Could you express everything from the line containing "Patent image size: (834, 982)." down to the line containing "The air blower 17 is at (253, 549)." as a JSON list of strings, with one string per line and blank lines omitted?

** Begin Input material **

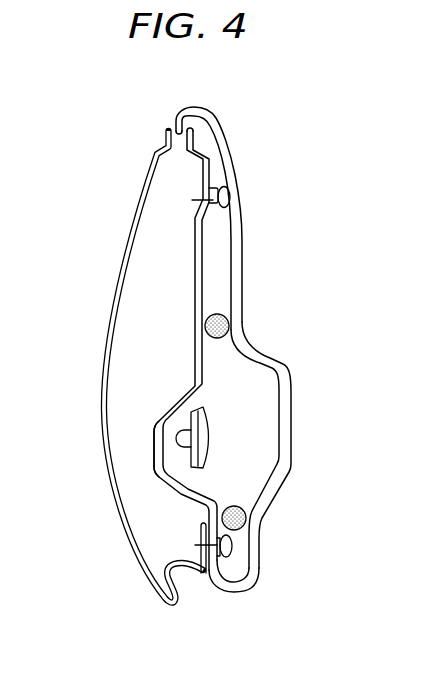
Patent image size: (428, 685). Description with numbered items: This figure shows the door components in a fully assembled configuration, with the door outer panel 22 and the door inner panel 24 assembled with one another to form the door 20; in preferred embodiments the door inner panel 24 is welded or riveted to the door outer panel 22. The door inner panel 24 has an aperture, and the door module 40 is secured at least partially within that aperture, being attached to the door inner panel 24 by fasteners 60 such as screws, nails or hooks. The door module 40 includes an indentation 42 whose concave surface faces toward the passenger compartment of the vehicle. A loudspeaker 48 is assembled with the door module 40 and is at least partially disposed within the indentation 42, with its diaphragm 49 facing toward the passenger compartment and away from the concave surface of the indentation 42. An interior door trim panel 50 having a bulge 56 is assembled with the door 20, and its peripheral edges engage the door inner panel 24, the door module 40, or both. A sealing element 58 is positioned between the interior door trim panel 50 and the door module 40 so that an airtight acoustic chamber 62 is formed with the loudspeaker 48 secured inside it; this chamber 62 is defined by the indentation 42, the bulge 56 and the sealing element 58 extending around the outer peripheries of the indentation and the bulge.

The door 20 is at (146, 115).
The door outer panel 22 is at (105, 343).
The door inner panel 24 is at (197, 577).
The door module 40 is at (187, 300).
The indentation 42 is at (183, 408).
The loudspeaker 48 is at (193, 460).
The diaphragm 49 is at (210, 438).
The interior door trim panel 50 is at (247, 243).
The bulge 56 is at (295, 410).
The sealing element 58 is at (230, 328).
The fasteners 60 is at (227, 197).
The airtight acoustic chamber 62 is at (258, 473).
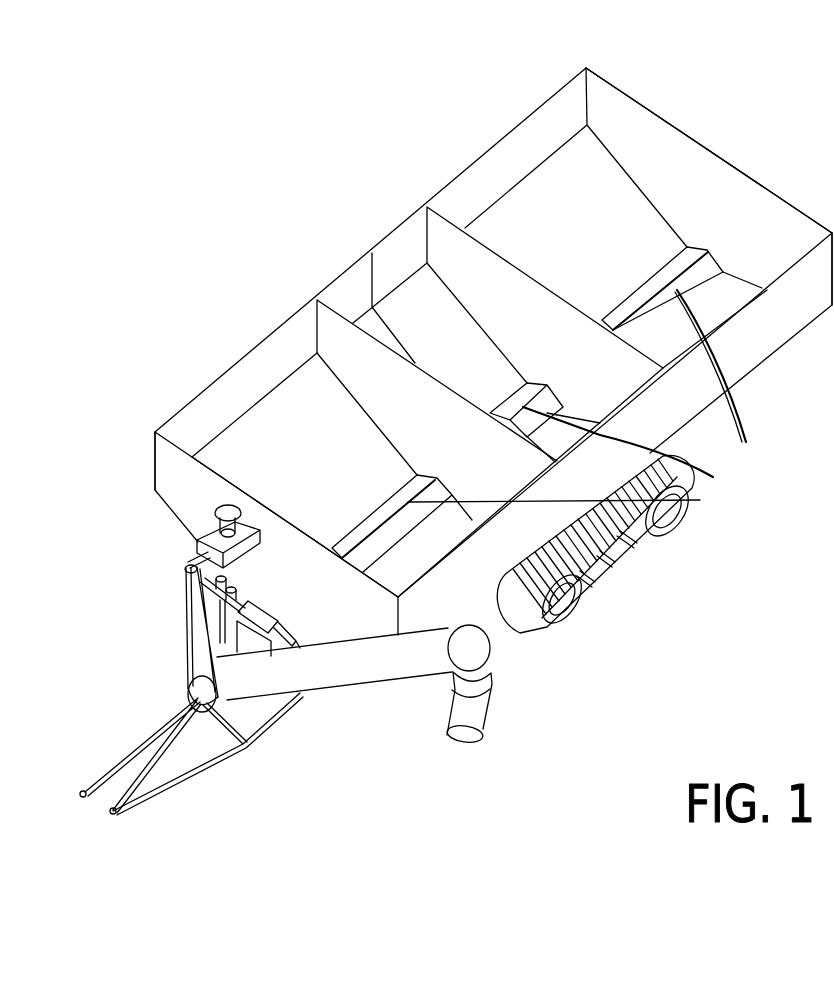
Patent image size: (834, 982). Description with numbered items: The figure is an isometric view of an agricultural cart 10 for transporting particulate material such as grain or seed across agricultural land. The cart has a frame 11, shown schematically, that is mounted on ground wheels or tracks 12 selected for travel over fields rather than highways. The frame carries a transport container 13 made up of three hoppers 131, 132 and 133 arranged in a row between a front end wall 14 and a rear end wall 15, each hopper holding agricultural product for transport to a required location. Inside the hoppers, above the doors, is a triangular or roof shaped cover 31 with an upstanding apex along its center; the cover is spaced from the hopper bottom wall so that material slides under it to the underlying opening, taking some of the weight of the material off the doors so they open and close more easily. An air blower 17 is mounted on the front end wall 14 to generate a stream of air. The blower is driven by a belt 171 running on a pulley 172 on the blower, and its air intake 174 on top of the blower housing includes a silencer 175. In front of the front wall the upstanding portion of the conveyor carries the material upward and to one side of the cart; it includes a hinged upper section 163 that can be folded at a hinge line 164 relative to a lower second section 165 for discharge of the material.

The agricultural cart 10 is at (413, 152).
The frame 11 is at (290, 717).
The ground wheels or tracks 12 is at (558, 612).
The transport container 13 is at (261, 316).
The hopper 131 is at (237, 434).
The hopper 132 is at (422, 302).
The hopper 133 is at (553, 182).
The front end wall 14 is at (178, 498).
The rear end wall 15 is at (700, 157).
The air blower 17 is at (253, 549).
The belt 171 is at (185, 648).
The pulley 172 is at (183, 568).
The air intake 174 is at (243, 530).
The silencer 175 is at (230, 513).
The hinged upper section 163 is at (408, 675).
The hinge line 164 is at (341, 642).
The lower second section 165 is at (247, 693).
The cover 31 is at (700, 502).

** End Input material **

* _Response_:
[
  "Patent image size: (834, 982). Description with numbered items: The figure is an isometric view of an agricultural cart 10 for transporting particulate material such as grain or seed across agricultural land. The cart has a frame 11, shown schematically, that is mounted on ground wheels or tracks 12 selected for travel over fields rather than highways. The frame carries a transport container 13 made up of three hoppers 131, 132 and 133 arranged in a row between a front end wall 14 and a rear end wall 15, each hopper holding agricultural product for transport to a required location. Inside the hoppers, above the doors, is a triangular or roof shaped cover 31 with an upstanding apex along its center; the cover is spaced from the hopper bottom wall so that material slides under it to the underlying opening, taking some of the weight of the material off the doors so they open and close more easily. An air blower 17 is mounted on the front end wall 14 to generate a stream of air. The blower is driven by a belt 171 running on a pulley 172 on the blower, and its air intake 174 on top of the blower housing includes a silencer 175. In front of the front wall the upstanding portion of the conveyor carries the material upward and to one side of the cart; it includes a hinged upper section 163 that can be folded at a hinge line 164 relative to a lower second section 165 for discharge of the material.",
  "The agricultural cart 10 is at (413, 152).",
  "The frame 11 is at (290, 717).",
  "The ground wheels or tracks 12 is at (558, 612).",
  "The transport container 13 is at (261, 316).",
  "The hopper 131 is at (237, 434).",
  "The hopper 132 is at (422, 302).",
  "The hopper 133 is at (553, 182).",
  "The front end wall 14 is at (178, 498).",
  "The rear end wall 15 is at (700, 157).",
  "The air blower 17 is at (253, 549)."
]